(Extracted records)
::::::::

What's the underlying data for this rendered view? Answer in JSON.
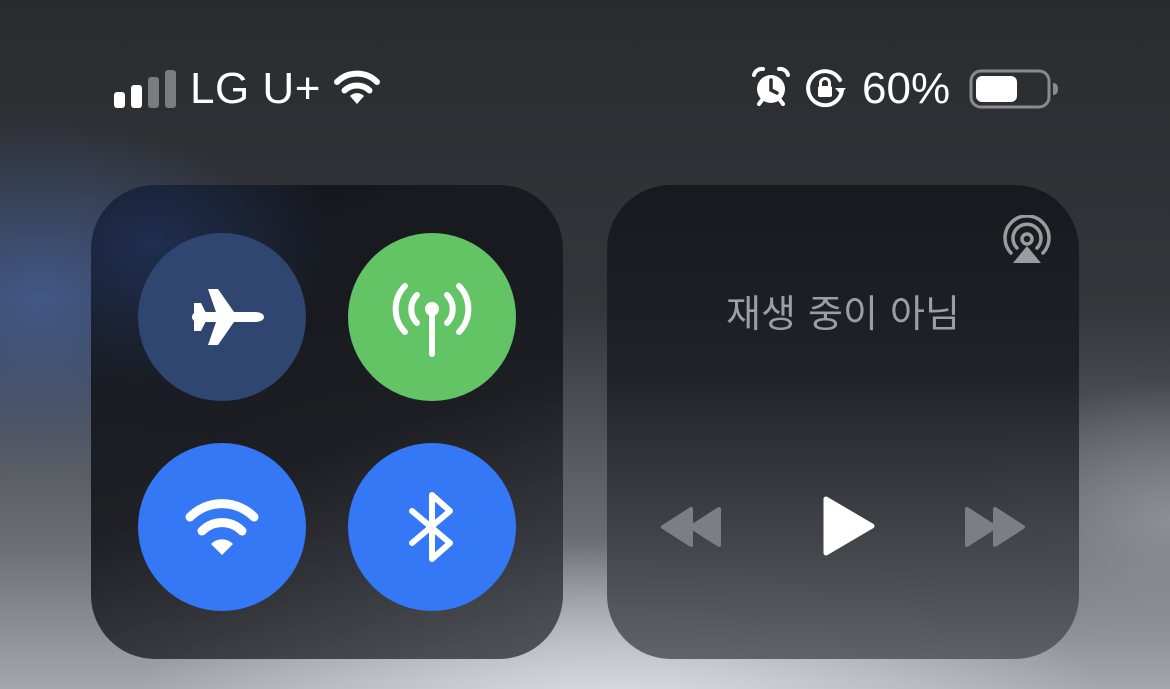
{
  "status_bar": {
    "carrier": "LG U+",
    "signal_bars_active": 2,
    "signal_bars_total": 4,
    "battery_text": "60%",
    "battery_level": 0.6,
    "icons": [
      "signal-icon",
      "wifi-icon",
      "alarm-icon",
      "orientation-lock-icon",
      "battery-icon"
    ]
  },
  "connectivity": {
    "airplane": {
      "icon": "airplane-icon",
      "on": false,
      "color": "#2f4670"
    },
    "cellular": {
      "icon": "antenna-icon",
      "on": true,
      "color": "#62c464"
    },
    "wifi": {
      "icon": "wifi-icon",
      "on": true,
      "color": "#3478f6"
    },
    "bluetooth": {
      "icon": "bluetooth-icon",
      "on": true,
      "color": "#3478f6"
    }
  },
  "media": {
    "status_text": "재생 중이 아님",
    "controls": [
      "rewind-icon",
      "play-icon",
      "fast-forward-icon"
    ],
    "airplay_icon": "airplay-icon"
  }
}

::::::::

Copy the whole of the material above exactly, but not its images.

What's the underlying data for this rendered view? Answer in JSON.
{
  "status_bar": {
    "carrier": "LG U+",
    "signal_bars_active": 2,
    "signal_bars_total": 4,
    "battery_text": "60%",
    "battery_level": 0.6,
    "icons": [
      "signal-icon",
      "wifi-icon",
      "alarm-icon",
      "orientation-lock-icon",
      "battery-icon"
    ]
  },
  "connectivity": {
    "airplane": {
      "icon": "airplane-icon",
      "on": false,
      "color": "#2f4670"
    },
    "cellular": {
      "icon": "antenna-icon",
      "on": true,
      "color": "#62c464"
    },
    "wifi": {
      "icon": "wifi-icon",
      "on": true,
      "color": "#3478f6"
    },
    "bluetooth": {
      "icon": "bluetooth-icon",
      "on": true,
      "color": "#3478f6"
    }
  },
  "media": {
    "status_text": "재생 중이 아님",
    "controls": [
      "rewind-icon",
      "play-icon",
      "fast-forward-icon"
    ],
    "airplay_icon": "airplay-icon"
  }
}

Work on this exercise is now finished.